__Action item 1__
In the parliamentary exchange on party funding, which section of the Scotland Act does Dr. Clark say covers the principle of the new arrangements?
__Action item 2__
Pick up the parliamentary exchange on party funding and carry it on from its final line.

Sir Teddy Taylor (Rochford and Southend, East): Is the Minister saying that the Labour party will get nothing because its Members form the Executive, but that Members of the Liberal Democrat party will get money, even though they are part of the Administration? Is that not using public money to bribe a party to keep Labour in the Administration? That seems terrible, especially as it is against the principles of the Short money scheme, which was intended as an aid to Opposition parties.

Dr. Clark: I thank the hon. Member for his intervention, but hope that he will bear in mind that we are considering new arrangements, which follow from the Neill committee report. I accept that the arrangements concerning Short money are different, but that does not matter. The principle of these arrangements has already been approved—it is covered by section 97 of the Scotland Act. The Neill committee considered that arrangements for the Scottish Parliament could be different. I direct the hon. Member's attention to paragraph 9.30 of that committee's report.

Sir Teddy Taylor: Read it out.

__Data provided__

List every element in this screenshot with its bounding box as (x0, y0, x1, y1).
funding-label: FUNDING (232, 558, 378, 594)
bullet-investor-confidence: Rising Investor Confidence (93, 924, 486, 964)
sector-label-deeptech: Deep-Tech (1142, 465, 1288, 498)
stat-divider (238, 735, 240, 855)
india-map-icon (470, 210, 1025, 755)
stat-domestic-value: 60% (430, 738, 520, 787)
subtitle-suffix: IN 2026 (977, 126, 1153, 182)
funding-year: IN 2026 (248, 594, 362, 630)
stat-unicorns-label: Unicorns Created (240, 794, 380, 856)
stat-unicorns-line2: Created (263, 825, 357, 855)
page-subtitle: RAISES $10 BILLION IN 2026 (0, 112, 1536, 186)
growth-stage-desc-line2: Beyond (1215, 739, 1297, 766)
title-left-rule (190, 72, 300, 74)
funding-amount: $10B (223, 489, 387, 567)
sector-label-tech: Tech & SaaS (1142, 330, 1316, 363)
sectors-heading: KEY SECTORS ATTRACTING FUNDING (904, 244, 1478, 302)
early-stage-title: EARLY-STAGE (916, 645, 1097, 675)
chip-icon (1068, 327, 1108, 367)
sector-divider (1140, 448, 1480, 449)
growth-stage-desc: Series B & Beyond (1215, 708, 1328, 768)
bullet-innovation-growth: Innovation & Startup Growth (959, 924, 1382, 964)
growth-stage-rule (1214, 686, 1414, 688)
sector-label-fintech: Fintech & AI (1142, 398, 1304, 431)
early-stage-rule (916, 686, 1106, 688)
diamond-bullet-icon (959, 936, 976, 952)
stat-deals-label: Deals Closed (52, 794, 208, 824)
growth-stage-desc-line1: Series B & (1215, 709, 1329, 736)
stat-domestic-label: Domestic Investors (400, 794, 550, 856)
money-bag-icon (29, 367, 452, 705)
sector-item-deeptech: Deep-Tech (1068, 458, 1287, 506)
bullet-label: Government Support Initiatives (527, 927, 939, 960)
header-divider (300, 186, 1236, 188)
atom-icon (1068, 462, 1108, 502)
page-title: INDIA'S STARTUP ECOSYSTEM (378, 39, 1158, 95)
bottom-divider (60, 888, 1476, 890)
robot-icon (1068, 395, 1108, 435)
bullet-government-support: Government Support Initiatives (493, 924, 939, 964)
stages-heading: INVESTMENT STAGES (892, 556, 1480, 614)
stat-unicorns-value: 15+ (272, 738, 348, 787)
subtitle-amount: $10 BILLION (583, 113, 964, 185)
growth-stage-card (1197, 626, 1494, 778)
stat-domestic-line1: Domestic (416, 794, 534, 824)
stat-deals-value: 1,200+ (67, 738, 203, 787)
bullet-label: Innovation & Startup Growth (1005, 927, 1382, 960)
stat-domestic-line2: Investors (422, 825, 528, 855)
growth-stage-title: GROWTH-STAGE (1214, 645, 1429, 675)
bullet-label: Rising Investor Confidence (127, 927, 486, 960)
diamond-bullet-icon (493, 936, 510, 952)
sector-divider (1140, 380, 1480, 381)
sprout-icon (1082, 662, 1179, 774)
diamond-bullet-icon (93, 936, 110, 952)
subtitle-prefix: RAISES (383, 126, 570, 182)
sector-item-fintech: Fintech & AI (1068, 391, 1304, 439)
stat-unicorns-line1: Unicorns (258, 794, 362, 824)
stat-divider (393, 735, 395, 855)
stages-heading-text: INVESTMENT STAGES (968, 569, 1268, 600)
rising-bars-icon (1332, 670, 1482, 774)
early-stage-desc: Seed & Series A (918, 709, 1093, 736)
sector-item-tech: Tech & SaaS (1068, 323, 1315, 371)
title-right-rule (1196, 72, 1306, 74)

__Written response 1__
Section 97.

__Written response 2__
Dr. Clark: I will. It says:

    ``The Committe is aware of the differences which will exist between the forms that the devolved bodies take. It is also aware that the procedures of the UK Parliament—within which Short money operates—may well not be directly appropriate to them, especially the Northern Ireland Assembly, which is designed to have an Executive Committee drawn from all the parties in the Assembly. In all three bodies''—

including, of course, the Scottish Parliament with its Executive—

    ``the political parties may well have functions related to the transaction of business, whether or not some of their members are part of the Executive. The considerations that led us not to favour the extension of Short money to Government backbenchers at Westminster may well not apply therefore. We would, on these grounds, support some sort of funding to political parties within the Scottish Parliament and the two Assemblies for the purpose of the better performance of their parliamentary or assembly functions.''

What follows is critical:

    ``It may be that the funding should be made available to all the parties, not just the minitority parites; it may also be that the funding should be made available to all the party groups as such, and not just spokesmen and spokeswomen. The detailed formulation must, we think, be a matter for the political parties within the individual assemblies.''

It is fair to say that during discussion in the Neill committee and on section 97 of the Scotland Act, it was envisaged that the arrangements in the Scottish Parliament would be different from those at Westminster, for obvious reasons. It was not considered necessary or appropriate in the Scottish context to exclude some funding for parties such as the Liberal Democrats with a small number of Ministers on the Executive.

Mr. Alasdair Morgan (Galloway and Upper Nithsdale): I can accept what the hon. and learned Lady is saying—that it is for the Scottish Parliament and the political parties there to come to an arrangement concerning their own Short money. But surely it is logical that if there is to be an interim arrangement, it should continue with something similar to the existing Short money arrangements at Westminster. Why was it necessary to dream up a new scheme with a limited life, which the Minister admits is an interim measure?

Dr. Lynda Clark: I am surprised—or perhaps disappointed—at the hon. Gentleman's position. I thought that his party wanted a different arrangement. The Scottish Parliament is a different arrangement with a different voting system and more representatives per head of the population than at Westminster. As a result, the hon. Gentleman's party has greater representation in the Scottish Parliament than at Westminster.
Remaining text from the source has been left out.